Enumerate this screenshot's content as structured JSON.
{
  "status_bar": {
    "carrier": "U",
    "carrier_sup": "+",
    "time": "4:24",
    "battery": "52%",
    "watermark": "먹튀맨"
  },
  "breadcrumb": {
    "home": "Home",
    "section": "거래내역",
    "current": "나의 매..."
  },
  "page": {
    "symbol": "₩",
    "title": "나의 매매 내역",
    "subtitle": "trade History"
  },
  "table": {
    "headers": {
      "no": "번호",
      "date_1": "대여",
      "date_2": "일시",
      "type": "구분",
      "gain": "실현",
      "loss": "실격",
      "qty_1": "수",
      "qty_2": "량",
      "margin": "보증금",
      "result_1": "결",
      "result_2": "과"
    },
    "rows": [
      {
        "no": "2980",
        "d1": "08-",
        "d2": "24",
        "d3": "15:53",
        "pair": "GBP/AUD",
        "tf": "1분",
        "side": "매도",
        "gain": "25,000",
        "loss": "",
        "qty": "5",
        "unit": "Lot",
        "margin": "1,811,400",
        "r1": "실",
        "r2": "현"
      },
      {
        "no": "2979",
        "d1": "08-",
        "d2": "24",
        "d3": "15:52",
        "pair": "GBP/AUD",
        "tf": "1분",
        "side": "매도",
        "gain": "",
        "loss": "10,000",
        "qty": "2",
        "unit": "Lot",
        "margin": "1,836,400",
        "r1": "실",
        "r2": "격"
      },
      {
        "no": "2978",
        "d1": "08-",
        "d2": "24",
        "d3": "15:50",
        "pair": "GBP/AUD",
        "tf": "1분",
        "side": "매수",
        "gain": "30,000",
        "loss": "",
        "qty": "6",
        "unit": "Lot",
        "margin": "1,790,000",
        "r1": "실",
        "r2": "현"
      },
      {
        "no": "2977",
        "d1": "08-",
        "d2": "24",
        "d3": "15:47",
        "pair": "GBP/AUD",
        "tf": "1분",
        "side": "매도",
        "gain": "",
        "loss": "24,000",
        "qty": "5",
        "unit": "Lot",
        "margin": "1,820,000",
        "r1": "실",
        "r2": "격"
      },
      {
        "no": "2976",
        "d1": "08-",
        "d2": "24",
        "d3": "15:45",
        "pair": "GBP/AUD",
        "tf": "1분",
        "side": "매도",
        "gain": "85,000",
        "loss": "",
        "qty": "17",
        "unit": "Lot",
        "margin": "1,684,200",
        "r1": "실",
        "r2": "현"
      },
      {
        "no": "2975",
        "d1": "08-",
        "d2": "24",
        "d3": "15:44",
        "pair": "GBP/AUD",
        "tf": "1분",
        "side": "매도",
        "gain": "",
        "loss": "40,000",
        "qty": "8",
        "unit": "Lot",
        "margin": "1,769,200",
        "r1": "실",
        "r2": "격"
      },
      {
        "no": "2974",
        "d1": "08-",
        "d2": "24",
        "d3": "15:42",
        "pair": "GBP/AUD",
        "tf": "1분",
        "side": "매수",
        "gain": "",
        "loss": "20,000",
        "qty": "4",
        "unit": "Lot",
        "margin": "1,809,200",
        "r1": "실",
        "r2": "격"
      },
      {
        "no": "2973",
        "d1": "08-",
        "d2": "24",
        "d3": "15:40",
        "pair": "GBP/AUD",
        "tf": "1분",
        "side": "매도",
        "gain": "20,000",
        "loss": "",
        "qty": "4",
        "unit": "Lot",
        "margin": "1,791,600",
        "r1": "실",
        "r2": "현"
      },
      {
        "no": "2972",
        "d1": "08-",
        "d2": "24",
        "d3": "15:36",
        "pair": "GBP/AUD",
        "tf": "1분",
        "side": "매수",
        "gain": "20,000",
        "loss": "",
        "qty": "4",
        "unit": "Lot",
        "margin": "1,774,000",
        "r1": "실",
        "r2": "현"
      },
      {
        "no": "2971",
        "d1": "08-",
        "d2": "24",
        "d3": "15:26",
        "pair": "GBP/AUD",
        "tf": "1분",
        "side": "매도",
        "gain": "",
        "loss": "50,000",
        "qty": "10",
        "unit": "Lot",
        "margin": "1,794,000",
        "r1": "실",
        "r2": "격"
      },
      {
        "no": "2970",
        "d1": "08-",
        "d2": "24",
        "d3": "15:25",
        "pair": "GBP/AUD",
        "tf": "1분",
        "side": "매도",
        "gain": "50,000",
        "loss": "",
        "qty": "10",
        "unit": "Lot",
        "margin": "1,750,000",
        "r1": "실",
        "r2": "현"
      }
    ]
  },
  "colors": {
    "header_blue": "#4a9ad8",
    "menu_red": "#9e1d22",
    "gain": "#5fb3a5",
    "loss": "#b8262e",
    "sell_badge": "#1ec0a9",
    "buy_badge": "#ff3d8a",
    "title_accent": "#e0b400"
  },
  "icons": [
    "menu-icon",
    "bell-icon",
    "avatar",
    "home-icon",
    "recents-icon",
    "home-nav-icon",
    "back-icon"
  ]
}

**TASK STATEMENT:**
Extract the full set of entries word for word.

**FINAL ANSWER:**
Enumerate this screenshot's content as structured JSON.
{
  "status_bar": {
    "carrier": "U",
    "carrier_sup": "+",
    "time": "4:24",
    "battery": "52%",
    "watermark": "먹튀맨"
  },
  "breadcrumb": {
    "home": "Home",
    "section": "거래내역",
    "current": "나의 매..."
  },
  "page": {
    "symbol": "₩",
    "title": "나의 매매 내역",
    "subtitle": "trade History"
  },
  "table": {
    "headers": {
      "no": "번호",
      "date_1": "대여",
      "date_2": "일시",
      "type": "구분",
      "gain": "실현",
      "loss": "실격",
      "qty_1": "수",
      "qty_2": "량",
      "margin": "보증금",
      "result_1": "결",
      "result_2": "과"
    },
    "rows": [
      {
        "no": "2980",
        "d1": "08-",
        "d2": "24",
        "d3": "15:53",
        "pair": "GBP/AUD",
        "tf": "1분",
        "side": "매도",
        "gain": "25,000",
        "loss": "",
        "qty": "5",
        "unit": "Lot",
        "margin": "1,811,400",
        "r1": "실",
        "r2": "현"
      },
      {
        "no": "2979",
        "d1": "08-",
        "d2": "24",
        "d3": "15:52",
        "pair": "GBP/AUD",
        "tf": "1분",
        "side": "매도",
        "gain": "",
        "loss": "10,000",
        "qty": "2",
        "unit": "Lot",
        "margin": "1,836,400",
        "r1": "실",
        "r2": "격"
      },
      {
        "no": "2978",
        "d1": "08-",
        "d2": "24",
        "d3": "15:50",
        "pair": "GBP/AUD",
        "tf": "1분",
        "side": "매수",
        "gain": "30,000",
        "loss": "",
        "qty": "6",
        "unit": "Lot",
        "margin": "1,790,000",
        "r1": "실",
        "r2": "현"
      },
      {
        "no": "2977",
        "d1": "08-",
        "d2": "24",
        "d3": "15:47",
        "pair": "GBP/AUD",
        "tf": "1분",
        "side": "매도",
        "gain": "",
        "loss": "24,000",
        "qty": "5",
        "unit": "Lot",
        "margin": "1,820,000",
        "r1": "실",
        "r2": "격"
      },
      {
        "no": "2976",
        "d1": "08-",
        "d2": "24",
        "d3": "15:45",
        "pair": "GBP/AUD",
        "tf": "1분",
        "side": "매도",
        "gain": "85,000",
        "loss": "",
        "qty": "17",
        "unit": "Lot",
        "margin": "1,684,200",
        "r1": "실",
        "r2": "현"
      },
      {
        "no": "2975",
        "d1": "08-",
        "d2": "24",
        "d3": "15:44",
        "pair": "GBP/AUD",
        "tf": "1분",
        "side": "매도",
        "gain": "",
        "loss": "40,000",
        "qty": "8",
        "unit": "Lot",
        "margin": "1,769,200",
        "r1": "실",
        "r2": "격"
      },
      {
        "no": "2974",
        "d1": "08-",
        "d2": "24",
        "d3": "15:42",
        "pair": "GBP/AUD",
        "tf": "1분",
        "side": "매수",
        "gain": "",
        "loss": "20,000",
        "qty": "4",
        "unit": "Lot",
        "margin": "1,809,200",
        "r1": "실",
        "r2": "격"
      },
      {
        "no": "2973",
        "d1": "08-",
        "d2": "24",
        "d3": "15:40",
        "pair": "GBP/AUD",
        "tf": "1분",
        "side": "매도",
        "gain": "20,000",
        "loss": "",
        "qty": "4",
        "unit": "Lot",
        "margin": "1,791,600",
        "r1": "실",
        "r2": "현"
      },
      {
        "no": "2972",
        "d1": "08-",
        "d2": "24",
        "d3": "15:36",
        "pair": "GBP/AUD",
        "tf": "1분",
        "side": "매수",
        "gain": "20,000",
        "loss": "",
        "qty": "4",
        "unit": "Lot",
        "margin": "1,774,000",
        "r1": "실",
        "r2": "현"
      },
      {
        "no": "2971",
        "d1": "08-",
        "d2": "24",
        "d3": "15:26",
        "pair": "GBP/AUD",
        "tf": "1분",
        "side": "매도",
        "gain": "",
        "loss": "50,000",
        "qty": "10",
        "unit": "Lot",
        "margin": "1,794,000",
        "r1": "실",
        "r2": "격"
      },
      {
        "no": "2970",
        "d1": "08-",
        "d2": "24",
        "d3": "15:25",
        "pair": "GBP/AUD",
        "tf": "1분",
        "side": "매도",
        "gain": "50,000",
        "loss": "",
        "qty": "10",
        "unit": "Lot",
        "margin": "1,750,000",
        "r1": "실",
        "r2": "현"
      }
    ]
  },
  "colors": {
    "header_blue": "#4a9ad8",
    "menu_red": "#9e1d22",
    "gain": "#5fb3a5",
    "loss": "#b8262e",
    "sell_badge": "#1ec0a9",
    "buy_badge": "#ff3d8a",
    "title_accent": "#e0b400"
  },
  "icons": [
    "menu-icon",
    "bell-icon",
    "avatar",
    "home-icon",
    "recents-icon",
    "home-nav-icon",
    "back-icon"
  ]
}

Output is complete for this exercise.